* **Aim**:
Transcribe the records below exactly, leaving out any pictures.

* **Task input**:
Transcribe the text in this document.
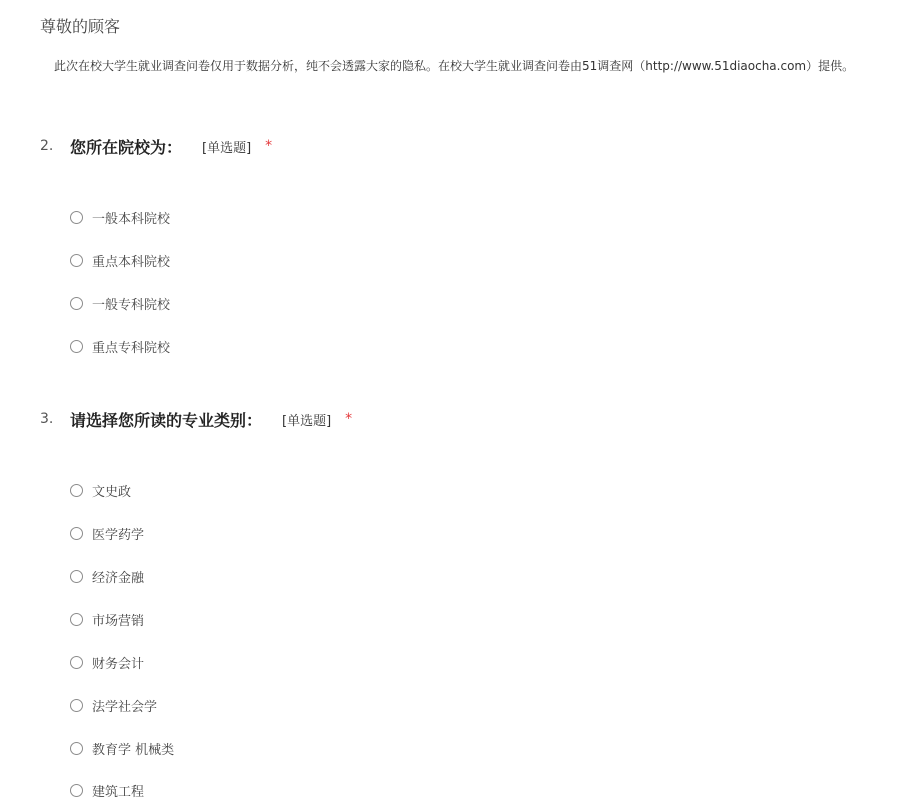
尊敬的顾客

此次在校大学生就业调查问卷仅用于数据分析，纯不会透露大家的隐私。在校大学生就业调查问卷由51调查网（http://www.51diaocha.com）提供。

2.	您所在院校为： [单选题] *
一般本科院校
重点本科院校
一般专科院校
重点专科院校
3.	请选择您所读的专业类别： [单选题] *
文史政
医学药学
经济金融
市场营销
财务会计
法学社会学
教育学 机械类
建筑工程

* **Response to the exercise**:
Transcribe the text in this document.
尊敬的顾客

此次在校大学生就业调查问卷仅用于数据分析，纯不会透露大家的隐私。在校大学生就业调查问卷由51调查网（http://www.51diaocha.com）提供。

2.	您所在院校为： [单选题] *
一般本科院校
重点本科院校
一般专科院校
重点专科院校
3.	请选择您所读的专业类别： [单选题] *
文史政
医学药学
经济金融
市场营销
财务会计
法学社会学
教育学 机械类
建筑工程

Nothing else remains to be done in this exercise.